→ What needs to be done
Without changing a character, return the entries, but not the images they hold.
## begin Data shown
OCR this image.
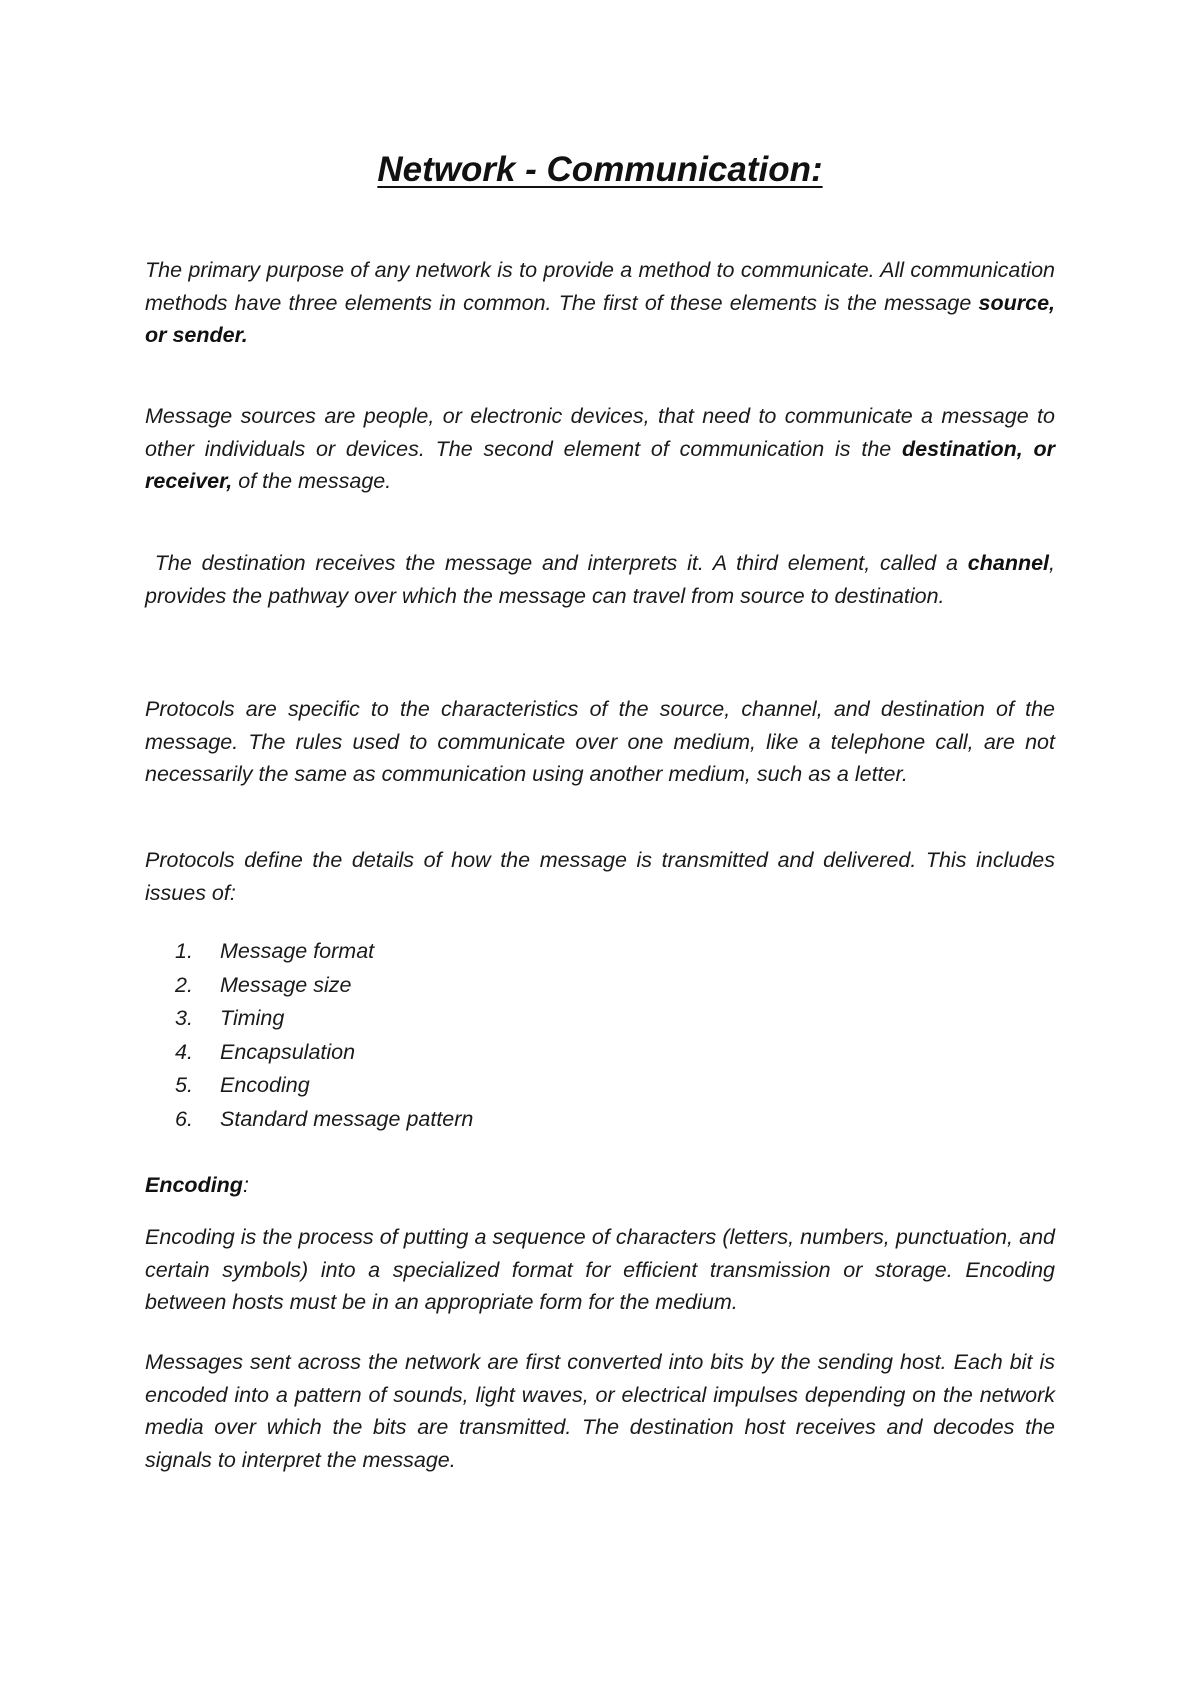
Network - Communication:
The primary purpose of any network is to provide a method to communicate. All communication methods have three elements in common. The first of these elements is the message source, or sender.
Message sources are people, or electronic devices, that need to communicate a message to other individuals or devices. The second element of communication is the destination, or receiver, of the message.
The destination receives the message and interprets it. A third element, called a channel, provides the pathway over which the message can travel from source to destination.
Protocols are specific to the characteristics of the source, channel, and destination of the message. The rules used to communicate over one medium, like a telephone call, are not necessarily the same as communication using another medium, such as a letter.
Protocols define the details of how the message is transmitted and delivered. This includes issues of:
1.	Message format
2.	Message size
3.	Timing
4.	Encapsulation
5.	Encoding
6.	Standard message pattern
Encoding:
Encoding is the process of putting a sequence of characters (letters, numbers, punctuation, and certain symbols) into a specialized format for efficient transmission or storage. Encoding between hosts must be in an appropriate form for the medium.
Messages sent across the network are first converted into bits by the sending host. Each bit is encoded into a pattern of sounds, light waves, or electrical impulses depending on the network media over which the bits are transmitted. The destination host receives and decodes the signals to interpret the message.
## end Data shown
→ Answer to the exercise
OCR this image.
Network - Communication:
The primary purpose of any network is to provide a method to communicate. All communication methods have three elements in common. The first of these elements is the message source, or sender.
Message sources are people, or electronic devices, that need to communicate a message to other individuals or devices. The second element of communication is the destination, or receiver, of the message.
The destination receives the message and interprets it. A third element, called a channel, provides the pathway over which the message can travel from source to destination.
Protocols are specific to the characteristics of the source, channel, and destination of the message. The rules used to communicate over one medium, like a telephone call, are not necessarily the same as communication using another medium, such as a letter.
Protocols define the details of how the message is transmitted and delivered. This includes issues of:
1.	Message format
2.	Message size
3.	Timing
4.	Encapsulation
5.	Encoding
6.	Standard message pattern
Encoding:
Encoding is the process of putting a sequence of characters (letters, numbers, punctuation, and certain symbols) into a specialized format for efficient transmission or storage. Encoding between hosts must be in an appropriate form for the medium.
Messages sent across the network are first converted into bits by the sending host. Each bit is encoded into a pattern of sounds, light waves, or electrical impulses depending on the network media over which the bits are transmitted. The destination host receives and decodes the signals to interpret the message.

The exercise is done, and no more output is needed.